■ WRITTEN INSTRUCTION:
Omit all pictures and give the records below again exactly as written.

┌─ LISTED ENTRIES

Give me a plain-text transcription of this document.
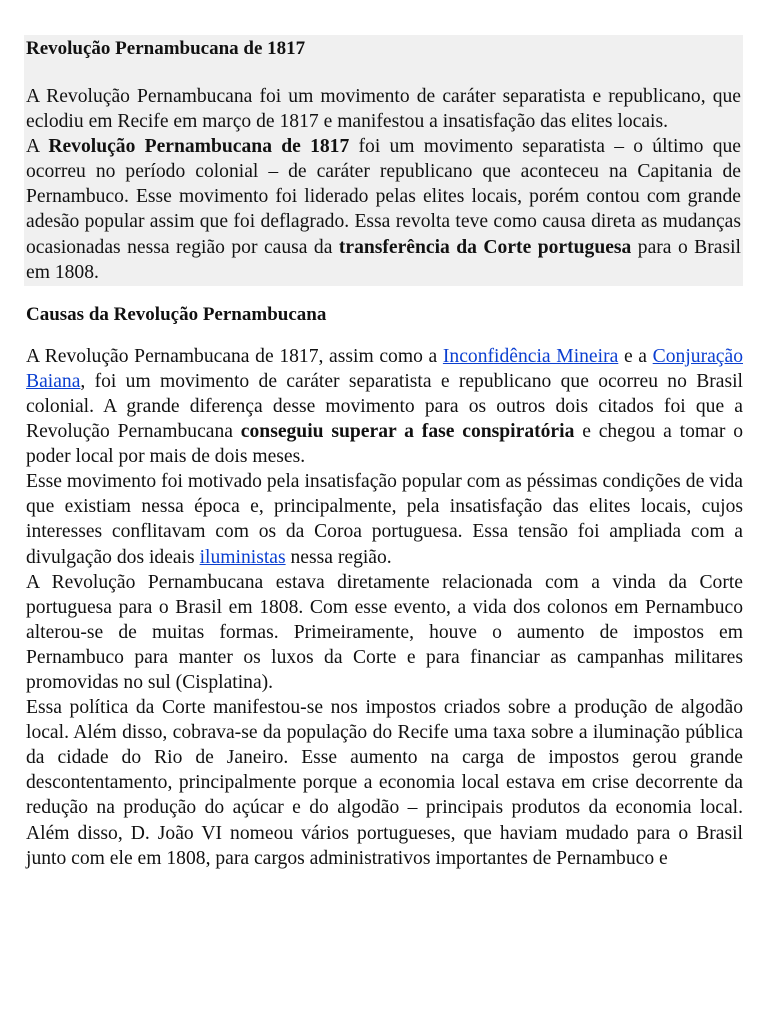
Revolução Pernambucana de 1817

A Revolução Pernambucana foi um movimento de caráter separatista e republicano, que eclodiu em Recife em março de 1817 e manifestou a insatisfação das elites locais.

A Revolução Pernambucana de 1817 foi um movimento separatista – o último que ocorreu no período colonial – de caráter republicano que aconteceu na Capitania de Pernambuco. Esse movimento foi liderado pelas elites locais, porém contou com grande adesão popular assim que foi deflagrado. Essa revolta teve como causa direta as mudanças ocasionadas nessa região por causa da transferência da Corte portuguesa para o Brasil em 1808.

Causas da Revolução Pernambucana

A Revolução Pernambucana de 1817, assim como a Inconfidência Mineira e a Conjuração Baiana, foi um movimento de caráter separatista e republicano que ocorreu no Brasil colonial. A grande diferença desse movimento para os outros dois citados foi que a Revolução Pernambucana conseguiu superar a fase conspiratória e chegou a tomar o poder local por mais de dois meses.

Esse movimento foi motivado pela insatisfação popular com as péssimas condições de vida que existiam nessa época e, principalmente, pela insatisfação das elites locais, cujos interesses conflitavam com os da Coroa portuguesa. Essa tensão foi ampliada com a divulgação dos ideais iluministas nessa região.

A Revolução Pernambucana estava diretamente relacionada com a vinda da Corte portuguesa para o Brasil em 1808. Com esse evento, a vida dos colonos em Pernambuco alterou-se de muitas formas. Primeiramente, houve o aumento de impostos em Pernambuco para manter os luxos da Corte e para financiar as campanhas militares promovidas no sul (Cisplatina).

Essa política da Corte manifestou-se nos impostos criados sobre a produção de algodão local. Além disso, cobrava-se da população do Recife uma taxa sobre a iluminação pública da cidade do Rio de Janeiro. Esse aumento na carga de impostos gerou grande descontentamento, principalmente porque a economia local estava em crise decorrente da redução na produção do açúcar e do algodão – principais produtos da economia local. Além disso, D. João VI nomeou vários portugueses, que haviam mudado para o Brasil junto com ele em 1808, para cargos administrativos importantes de Pernambuco e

└─

■ PROBLEM SOLUTION:
Give me a plain-text transcription of this document.
Revolução Pernambucana de 1817

A Revolução Pernambucana foi um movimento de caráter separatista e republicano, que eclodiu em Recife em março de 1817 e manifestou a insatisfação das elites locais.

A Revolução Pernambucana de 1817 foi um movimento separatista – o último que ocorreu no período colonial – de caráter republicano que aconteceu na Capitania de Pernambuco. Esse movimento foi liderado pelas elites locais, porém contou com grande adesão popular assim que foi deflagrado. Essa revolta teve como causa direta as mudanças ocasionadas nessa região por causa da transferência da Corte portuguesa para o Brasil em 1808.

Causas da Revolução Pernambucana

A Revolução Pernambucana de 1817, assim como a Inconfidência Mineira e a Conjuração Baiana, foi um movimento de caráter separatista e republicano que ocorreu no Brasil colonial. A grande diferença desse movimento para os outros dois citados foi que a Revolução Pernambucana conseguiu superar a fase conspiratória e chegou a tomar o poder local por mais de dois meses.

Esse movimento foi motivado pela insatisfação popular com as péssimas condições de vida que existiam nessa época e, principalmente, pela insatisfação das elites locais, cujos interesses conflitavam com os da Coroa portuguesa. Essa tensão foi ampliada com a divulgação dos ideais iluministas nessa região.

A Revolução Pernambucana estava diretamente relacionada com a vinda da Corte portuguesa para o Brasil em 1808. Com esse evento, a vida dos colonos em Pernambuco alterou-se de muitas formas. Primeiramente, houve o aumento de impostos em Pernambuco para manter os luxos da Corte e para financiar as campanhas militares promovidas no sul (Cisplatina).

Essa política da Corte manifestou-se nos impostos criados sobre a produção de algodão local. Além disso, cobrava-se da população do Recife uma taxa sobre a iluminação pública da cidade do Rio de Janeiro. Esse aumento na carga de impostos gerou grande descontentamento, principalmente porque a economia local estava em crise decorrente da redução na produção do açúcar e do algodão – principais produtos da economia local. Além disso, D. João VI nomeou vários portugueses, que haviam mudado para o Brasil junto com ele em 1808, para cargos administrativos importantes de Pernambuco e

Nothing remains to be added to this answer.